• Stated task
Extract, verbatim, all lines starting at the one containing "What text is on this page?" and ending with the final line of the listing, and no others.

• Data entries
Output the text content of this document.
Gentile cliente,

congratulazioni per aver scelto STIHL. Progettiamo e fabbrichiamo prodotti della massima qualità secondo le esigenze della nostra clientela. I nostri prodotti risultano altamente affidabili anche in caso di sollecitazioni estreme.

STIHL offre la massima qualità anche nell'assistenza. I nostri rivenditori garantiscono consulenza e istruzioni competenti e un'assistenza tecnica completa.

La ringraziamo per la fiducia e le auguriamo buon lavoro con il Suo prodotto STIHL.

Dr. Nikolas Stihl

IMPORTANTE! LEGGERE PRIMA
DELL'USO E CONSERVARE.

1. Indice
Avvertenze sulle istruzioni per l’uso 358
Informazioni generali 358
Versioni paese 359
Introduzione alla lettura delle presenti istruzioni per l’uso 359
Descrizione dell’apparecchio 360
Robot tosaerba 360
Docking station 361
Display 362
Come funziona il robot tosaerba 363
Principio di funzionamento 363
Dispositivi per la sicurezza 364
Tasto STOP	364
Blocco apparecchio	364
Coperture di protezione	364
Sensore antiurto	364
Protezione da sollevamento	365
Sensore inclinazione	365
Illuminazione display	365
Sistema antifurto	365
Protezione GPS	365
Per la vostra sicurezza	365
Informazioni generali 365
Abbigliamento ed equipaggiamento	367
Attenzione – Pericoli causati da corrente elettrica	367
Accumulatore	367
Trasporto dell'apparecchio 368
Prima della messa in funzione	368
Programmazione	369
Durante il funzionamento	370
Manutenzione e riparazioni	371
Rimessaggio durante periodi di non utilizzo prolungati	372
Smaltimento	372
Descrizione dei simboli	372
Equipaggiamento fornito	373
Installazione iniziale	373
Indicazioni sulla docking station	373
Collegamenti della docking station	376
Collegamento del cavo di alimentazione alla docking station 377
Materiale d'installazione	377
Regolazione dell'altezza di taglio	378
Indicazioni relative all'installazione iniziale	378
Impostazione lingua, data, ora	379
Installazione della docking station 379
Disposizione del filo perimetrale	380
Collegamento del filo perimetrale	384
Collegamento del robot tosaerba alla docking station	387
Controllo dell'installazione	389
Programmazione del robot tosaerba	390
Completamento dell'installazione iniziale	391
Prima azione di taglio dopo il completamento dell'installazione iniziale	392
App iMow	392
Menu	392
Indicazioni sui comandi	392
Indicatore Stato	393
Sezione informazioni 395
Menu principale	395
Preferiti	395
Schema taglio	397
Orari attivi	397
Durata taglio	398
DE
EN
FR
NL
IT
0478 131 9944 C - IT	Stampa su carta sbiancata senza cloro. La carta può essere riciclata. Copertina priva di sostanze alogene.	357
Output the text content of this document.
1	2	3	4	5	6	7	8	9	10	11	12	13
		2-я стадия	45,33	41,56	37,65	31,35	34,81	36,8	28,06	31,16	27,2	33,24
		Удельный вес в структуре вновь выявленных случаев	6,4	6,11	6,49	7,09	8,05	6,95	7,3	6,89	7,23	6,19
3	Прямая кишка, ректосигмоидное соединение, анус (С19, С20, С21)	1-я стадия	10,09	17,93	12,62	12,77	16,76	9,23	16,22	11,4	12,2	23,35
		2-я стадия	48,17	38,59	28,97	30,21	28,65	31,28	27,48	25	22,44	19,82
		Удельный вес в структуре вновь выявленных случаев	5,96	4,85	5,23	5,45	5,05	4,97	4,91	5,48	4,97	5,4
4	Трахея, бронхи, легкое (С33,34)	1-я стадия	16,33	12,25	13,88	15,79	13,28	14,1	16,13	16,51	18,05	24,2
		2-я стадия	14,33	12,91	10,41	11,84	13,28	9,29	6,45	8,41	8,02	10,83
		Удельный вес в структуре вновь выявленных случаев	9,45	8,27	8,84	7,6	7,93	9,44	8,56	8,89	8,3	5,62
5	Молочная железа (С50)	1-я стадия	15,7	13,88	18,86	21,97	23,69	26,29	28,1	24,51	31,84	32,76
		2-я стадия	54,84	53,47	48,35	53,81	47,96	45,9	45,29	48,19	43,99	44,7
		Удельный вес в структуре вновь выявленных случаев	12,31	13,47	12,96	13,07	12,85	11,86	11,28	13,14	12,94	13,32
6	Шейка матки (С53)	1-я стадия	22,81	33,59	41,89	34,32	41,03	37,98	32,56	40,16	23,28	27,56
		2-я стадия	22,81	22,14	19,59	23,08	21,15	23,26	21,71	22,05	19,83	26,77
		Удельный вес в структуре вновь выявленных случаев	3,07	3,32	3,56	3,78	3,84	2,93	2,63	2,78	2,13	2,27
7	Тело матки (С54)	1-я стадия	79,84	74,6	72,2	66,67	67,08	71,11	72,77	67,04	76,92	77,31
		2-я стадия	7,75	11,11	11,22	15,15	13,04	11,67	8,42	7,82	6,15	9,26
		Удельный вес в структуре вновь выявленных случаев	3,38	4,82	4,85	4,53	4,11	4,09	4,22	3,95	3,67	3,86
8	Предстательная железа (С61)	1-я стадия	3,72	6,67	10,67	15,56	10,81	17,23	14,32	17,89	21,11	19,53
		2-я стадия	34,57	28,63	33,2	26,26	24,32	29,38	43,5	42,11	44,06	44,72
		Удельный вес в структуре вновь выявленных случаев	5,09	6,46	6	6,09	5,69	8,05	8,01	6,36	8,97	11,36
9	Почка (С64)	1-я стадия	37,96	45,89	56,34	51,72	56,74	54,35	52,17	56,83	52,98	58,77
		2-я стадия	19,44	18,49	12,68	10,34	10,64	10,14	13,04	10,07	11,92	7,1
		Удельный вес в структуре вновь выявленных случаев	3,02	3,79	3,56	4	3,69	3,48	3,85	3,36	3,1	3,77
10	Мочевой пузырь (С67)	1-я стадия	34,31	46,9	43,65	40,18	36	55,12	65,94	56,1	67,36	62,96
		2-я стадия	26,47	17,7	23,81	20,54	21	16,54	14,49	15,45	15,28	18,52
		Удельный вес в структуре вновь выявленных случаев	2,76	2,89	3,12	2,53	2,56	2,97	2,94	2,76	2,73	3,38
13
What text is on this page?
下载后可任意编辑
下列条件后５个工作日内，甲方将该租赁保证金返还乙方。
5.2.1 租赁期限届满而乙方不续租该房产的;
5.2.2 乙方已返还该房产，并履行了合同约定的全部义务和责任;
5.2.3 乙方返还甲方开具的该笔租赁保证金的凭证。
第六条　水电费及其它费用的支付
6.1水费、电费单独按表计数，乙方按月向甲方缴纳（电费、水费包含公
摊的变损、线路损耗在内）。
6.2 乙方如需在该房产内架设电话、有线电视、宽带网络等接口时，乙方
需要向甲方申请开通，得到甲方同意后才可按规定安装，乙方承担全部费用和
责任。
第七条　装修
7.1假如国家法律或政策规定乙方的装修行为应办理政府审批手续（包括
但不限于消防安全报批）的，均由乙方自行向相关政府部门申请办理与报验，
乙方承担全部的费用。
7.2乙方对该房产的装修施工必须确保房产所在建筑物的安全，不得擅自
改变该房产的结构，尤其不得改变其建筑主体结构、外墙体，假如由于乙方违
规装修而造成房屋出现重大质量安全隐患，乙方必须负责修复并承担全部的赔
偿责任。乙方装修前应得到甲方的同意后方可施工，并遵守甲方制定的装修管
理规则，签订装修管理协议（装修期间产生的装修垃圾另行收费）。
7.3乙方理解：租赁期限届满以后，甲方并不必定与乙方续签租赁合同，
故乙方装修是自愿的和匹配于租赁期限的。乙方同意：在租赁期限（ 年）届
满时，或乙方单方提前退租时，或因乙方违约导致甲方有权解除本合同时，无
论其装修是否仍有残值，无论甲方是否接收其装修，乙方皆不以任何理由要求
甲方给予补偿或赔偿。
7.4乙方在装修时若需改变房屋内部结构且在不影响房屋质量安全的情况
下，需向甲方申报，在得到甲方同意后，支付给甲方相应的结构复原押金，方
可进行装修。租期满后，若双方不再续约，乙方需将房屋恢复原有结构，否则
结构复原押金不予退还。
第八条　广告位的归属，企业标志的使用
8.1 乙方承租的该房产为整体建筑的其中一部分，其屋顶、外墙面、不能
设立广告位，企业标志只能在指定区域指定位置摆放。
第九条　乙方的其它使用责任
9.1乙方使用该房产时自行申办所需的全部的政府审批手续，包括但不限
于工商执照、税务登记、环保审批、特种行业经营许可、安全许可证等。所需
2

• Result for this task
What text is on this page?
下载后可任意编辑
下列条件后５个工作日内，甲方将该租赁保证金返还乙方。
5.2.1 租赁期限届满而乙方不续租该房产的;
5.2.2 乙方已返还该房产，并履行了合同约定的全部义务和责任;
5.2.3 乙方返还甲方开具的该笔租赁保证金的凭证。
第六条　水电费及其它费用的支付
6.1水费、电费单独按表计数，乙方按月向甲方缴纳（电费、水费包含公
摊的变损、线路损耗在内）。
6.2 乙方如需在该房产内架设电话、有线电视、宽带网络等接口时，乙方
需要向甲方申请开通，得到甲方同意后才可按规定安装，乙方承担全部费用和
责任。
第七条　装修
7.1假如国家法律或政策规定乙方的装修行为应办理政府审批手续（包括
但不限于消防安全报批）的，均由乙方自行向相关政府部门申请办理与报验，
乙方承担全部的费用。
7.2乙方对该房产的装修施工必须确保房产所在建筑物的安全，不得擅自
改变该房产的结构，尤其不得改变其建筑主体结构、外墙体，假如由于乙方违
规装修而造成房屋出现重大质量安全隐患，乙方必须负责修复并承担全部的赔
偿责任。乙方装修前应得到甲方的同意后方可施工，并遵守甲方制定的装修管
理规则，签订装修管理协议（装修期间产生的装修垃圾另行收费）。
7.3乙方理解：租赁期限届满以后，甲方并不必定与乙方续签租赁合同，
故乙方装修是自愿的和匹配于租赁期限的。乙方同意：在租赁期限（ 年）届
满时，或乙方单方提前退租时，或因乙方违约导致甲方有权解除本合同时，无
论其装修是否仍有残值，无论甲方是否接收其装修，乙方皆不以任何理由要求
甲方给予补偿或赔偿。
7.4乙方在装修时若需改变房屋内部结构且在不影响房屋质量安全的情况
下，需向甲方申报，在得到甲方同意后，支付给甲方相应的结构复原押金，方
可进行装修。租期满后，若双方不再续约，乙方需将房屋恢复原有结构，否则
结构复原押金不予退还。
第八条　广告位的归属，企业标志的使用
8.1 乙方承租的该房产为整体建筑的其中一部分，其屋顶、外墙面、不能
设立广告位，企业标志只能在指定区域指定位置摆放。
第九条　乙方的其它使用责任
9.1乙方使用该房产时自行申办所需的全部的政府审批手续，包括但不限
于工商执照、税务登记、环保审批、特种行业经营许可、安全许可证等。所需
2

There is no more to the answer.